● Challenge: Lift out each line of the data that holds "object".

● Supplied data:
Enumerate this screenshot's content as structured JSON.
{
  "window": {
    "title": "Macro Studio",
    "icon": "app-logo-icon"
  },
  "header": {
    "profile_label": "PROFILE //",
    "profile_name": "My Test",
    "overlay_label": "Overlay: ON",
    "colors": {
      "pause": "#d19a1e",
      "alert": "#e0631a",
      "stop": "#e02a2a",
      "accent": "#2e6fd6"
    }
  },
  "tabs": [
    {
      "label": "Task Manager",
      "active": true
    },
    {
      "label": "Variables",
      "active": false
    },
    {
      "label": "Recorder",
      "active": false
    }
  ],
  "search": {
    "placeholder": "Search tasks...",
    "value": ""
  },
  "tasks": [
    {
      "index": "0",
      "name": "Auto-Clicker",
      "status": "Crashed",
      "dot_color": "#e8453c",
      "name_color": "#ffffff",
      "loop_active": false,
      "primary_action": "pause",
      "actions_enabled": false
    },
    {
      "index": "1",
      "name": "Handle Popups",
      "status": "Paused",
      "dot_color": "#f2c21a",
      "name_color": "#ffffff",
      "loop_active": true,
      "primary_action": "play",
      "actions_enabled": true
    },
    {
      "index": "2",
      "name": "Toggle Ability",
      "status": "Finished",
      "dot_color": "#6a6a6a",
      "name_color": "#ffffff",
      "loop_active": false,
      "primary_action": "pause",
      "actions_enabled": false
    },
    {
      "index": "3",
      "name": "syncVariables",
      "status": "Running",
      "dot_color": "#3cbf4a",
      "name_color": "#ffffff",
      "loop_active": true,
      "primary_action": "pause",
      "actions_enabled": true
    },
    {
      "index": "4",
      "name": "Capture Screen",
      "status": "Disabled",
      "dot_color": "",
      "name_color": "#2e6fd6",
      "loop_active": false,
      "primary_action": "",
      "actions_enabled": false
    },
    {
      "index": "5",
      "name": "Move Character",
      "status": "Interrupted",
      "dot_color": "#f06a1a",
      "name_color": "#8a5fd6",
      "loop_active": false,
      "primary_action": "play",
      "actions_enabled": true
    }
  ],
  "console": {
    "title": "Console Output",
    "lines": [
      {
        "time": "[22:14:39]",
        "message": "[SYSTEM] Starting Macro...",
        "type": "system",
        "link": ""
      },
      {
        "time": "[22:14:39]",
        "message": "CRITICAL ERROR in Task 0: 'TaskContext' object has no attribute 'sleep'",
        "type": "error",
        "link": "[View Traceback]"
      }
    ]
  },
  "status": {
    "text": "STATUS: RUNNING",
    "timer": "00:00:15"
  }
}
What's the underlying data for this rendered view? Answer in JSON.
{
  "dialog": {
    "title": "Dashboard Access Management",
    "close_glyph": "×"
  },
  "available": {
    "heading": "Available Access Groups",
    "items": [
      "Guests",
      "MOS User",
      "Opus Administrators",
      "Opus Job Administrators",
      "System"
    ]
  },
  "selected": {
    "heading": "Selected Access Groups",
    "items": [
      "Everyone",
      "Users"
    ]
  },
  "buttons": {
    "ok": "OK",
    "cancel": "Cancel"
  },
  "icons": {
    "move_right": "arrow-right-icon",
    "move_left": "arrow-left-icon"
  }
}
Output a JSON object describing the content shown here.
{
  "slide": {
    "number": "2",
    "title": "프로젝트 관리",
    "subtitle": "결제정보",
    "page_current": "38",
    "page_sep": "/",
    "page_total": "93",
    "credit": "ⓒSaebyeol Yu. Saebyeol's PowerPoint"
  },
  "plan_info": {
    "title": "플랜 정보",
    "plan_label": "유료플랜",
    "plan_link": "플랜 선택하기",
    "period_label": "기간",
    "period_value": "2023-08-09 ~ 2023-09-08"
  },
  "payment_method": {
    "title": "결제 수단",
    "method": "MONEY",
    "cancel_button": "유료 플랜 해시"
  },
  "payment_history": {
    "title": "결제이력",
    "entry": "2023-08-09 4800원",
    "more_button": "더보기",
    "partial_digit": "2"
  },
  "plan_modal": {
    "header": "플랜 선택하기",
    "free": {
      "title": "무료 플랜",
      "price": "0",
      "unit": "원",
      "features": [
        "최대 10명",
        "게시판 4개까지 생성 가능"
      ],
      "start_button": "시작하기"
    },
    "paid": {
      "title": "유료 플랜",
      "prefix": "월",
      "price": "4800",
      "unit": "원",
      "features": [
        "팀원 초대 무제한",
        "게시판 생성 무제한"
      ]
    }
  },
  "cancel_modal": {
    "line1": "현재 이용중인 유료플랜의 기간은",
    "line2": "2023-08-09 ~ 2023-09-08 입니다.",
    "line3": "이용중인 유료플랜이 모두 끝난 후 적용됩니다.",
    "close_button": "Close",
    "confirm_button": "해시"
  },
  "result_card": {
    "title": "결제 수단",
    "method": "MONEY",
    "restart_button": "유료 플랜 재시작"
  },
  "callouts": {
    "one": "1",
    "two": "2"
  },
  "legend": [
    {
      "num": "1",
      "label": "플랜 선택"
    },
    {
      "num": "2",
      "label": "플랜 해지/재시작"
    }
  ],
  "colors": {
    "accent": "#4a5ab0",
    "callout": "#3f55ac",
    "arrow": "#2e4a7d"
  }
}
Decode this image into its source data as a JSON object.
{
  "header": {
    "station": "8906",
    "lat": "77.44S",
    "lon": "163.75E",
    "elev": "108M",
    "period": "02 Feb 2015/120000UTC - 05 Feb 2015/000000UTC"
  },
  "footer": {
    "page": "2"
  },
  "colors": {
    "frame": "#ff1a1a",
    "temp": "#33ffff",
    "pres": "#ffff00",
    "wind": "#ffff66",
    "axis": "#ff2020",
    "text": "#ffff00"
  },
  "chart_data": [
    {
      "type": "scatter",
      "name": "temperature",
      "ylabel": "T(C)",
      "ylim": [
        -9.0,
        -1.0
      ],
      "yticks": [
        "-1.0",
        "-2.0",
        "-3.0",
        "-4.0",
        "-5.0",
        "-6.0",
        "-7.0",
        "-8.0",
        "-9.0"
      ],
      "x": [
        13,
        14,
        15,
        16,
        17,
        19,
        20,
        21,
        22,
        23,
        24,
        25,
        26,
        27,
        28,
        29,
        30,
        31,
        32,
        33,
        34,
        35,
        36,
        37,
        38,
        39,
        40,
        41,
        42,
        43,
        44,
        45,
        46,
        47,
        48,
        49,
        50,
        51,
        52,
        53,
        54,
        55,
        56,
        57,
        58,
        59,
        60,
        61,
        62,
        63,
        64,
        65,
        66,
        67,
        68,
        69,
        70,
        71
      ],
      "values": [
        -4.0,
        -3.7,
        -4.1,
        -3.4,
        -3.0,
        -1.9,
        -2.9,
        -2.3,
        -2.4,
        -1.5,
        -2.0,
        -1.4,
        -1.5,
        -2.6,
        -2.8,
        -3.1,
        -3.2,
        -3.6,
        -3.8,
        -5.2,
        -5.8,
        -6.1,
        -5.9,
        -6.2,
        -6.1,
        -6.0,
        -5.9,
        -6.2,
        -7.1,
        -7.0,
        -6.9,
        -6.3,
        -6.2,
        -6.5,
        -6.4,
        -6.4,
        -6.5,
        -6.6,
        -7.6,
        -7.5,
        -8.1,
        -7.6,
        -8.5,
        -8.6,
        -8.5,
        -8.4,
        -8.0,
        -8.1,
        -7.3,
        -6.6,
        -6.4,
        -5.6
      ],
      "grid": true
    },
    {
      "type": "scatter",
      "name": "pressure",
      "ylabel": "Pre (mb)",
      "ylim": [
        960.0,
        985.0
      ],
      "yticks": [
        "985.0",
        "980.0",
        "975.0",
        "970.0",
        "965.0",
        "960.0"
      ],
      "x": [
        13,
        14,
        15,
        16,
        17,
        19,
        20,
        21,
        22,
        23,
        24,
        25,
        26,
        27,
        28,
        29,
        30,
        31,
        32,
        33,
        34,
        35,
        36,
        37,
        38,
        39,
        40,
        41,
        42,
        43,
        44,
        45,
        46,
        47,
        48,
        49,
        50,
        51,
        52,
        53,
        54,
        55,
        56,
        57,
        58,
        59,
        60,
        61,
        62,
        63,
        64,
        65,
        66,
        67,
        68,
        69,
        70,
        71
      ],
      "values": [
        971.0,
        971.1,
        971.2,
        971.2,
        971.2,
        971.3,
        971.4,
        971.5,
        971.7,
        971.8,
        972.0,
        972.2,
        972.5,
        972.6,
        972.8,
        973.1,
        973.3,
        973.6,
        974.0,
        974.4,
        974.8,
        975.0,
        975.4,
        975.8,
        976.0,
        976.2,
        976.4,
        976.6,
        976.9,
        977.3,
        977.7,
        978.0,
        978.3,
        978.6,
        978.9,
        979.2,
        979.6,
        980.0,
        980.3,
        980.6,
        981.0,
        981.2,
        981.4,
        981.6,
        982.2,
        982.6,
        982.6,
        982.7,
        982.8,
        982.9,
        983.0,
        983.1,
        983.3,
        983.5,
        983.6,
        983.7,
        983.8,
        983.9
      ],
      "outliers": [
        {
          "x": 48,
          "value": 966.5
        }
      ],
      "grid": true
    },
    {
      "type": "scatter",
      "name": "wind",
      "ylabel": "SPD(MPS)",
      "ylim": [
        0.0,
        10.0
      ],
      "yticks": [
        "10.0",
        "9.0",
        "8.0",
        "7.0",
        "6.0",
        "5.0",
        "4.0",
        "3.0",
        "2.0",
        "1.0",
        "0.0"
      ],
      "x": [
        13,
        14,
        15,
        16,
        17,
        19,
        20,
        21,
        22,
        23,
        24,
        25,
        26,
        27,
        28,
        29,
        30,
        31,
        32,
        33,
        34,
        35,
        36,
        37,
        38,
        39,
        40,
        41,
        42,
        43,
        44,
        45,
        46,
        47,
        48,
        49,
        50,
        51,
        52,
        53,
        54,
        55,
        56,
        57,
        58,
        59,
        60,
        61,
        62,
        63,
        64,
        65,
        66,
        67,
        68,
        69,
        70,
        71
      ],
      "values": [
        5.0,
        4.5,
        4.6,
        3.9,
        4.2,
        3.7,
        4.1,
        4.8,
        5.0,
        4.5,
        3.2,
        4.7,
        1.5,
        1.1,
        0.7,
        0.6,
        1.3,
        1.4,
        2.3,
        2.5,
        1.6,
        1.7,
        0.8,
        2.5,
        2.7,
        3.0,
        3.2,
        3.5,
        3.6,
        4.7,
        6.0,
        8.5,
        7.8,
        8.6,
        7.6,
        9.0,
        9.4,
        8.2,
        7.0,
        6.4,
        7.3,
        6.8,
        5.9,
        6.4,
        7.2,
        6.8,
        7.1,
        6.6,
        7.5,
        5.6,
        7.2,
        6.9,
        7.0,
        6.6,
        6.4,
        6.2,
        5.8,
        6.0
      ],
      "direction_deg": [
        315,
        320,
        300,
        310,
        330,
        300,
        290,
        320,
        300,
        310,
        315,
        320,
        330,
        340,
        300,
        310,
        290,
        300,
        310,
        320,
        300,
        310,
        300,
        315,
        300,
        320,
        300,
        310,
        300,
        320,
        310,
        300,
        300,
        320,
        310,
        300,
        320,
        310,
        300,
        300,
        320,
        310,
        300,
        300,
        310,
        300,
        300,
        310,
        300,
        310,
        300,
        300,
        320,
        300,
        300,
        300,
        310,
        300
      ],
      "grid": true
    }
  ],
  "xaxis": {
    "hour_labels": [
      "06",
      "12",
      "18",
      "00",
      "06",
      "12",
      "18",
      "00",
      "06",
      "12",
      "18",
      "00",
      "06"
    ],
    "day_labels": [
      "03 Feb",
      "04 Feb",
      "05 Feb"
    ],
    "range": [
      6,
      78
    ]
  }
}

● Result:
        "message": "CRITICAL ERROR in Task 0: 'TaskContext' object has no attribute 'sleep'",
Output a JSON object describing the content shown here.
Decode this image into its source data as a JSON object.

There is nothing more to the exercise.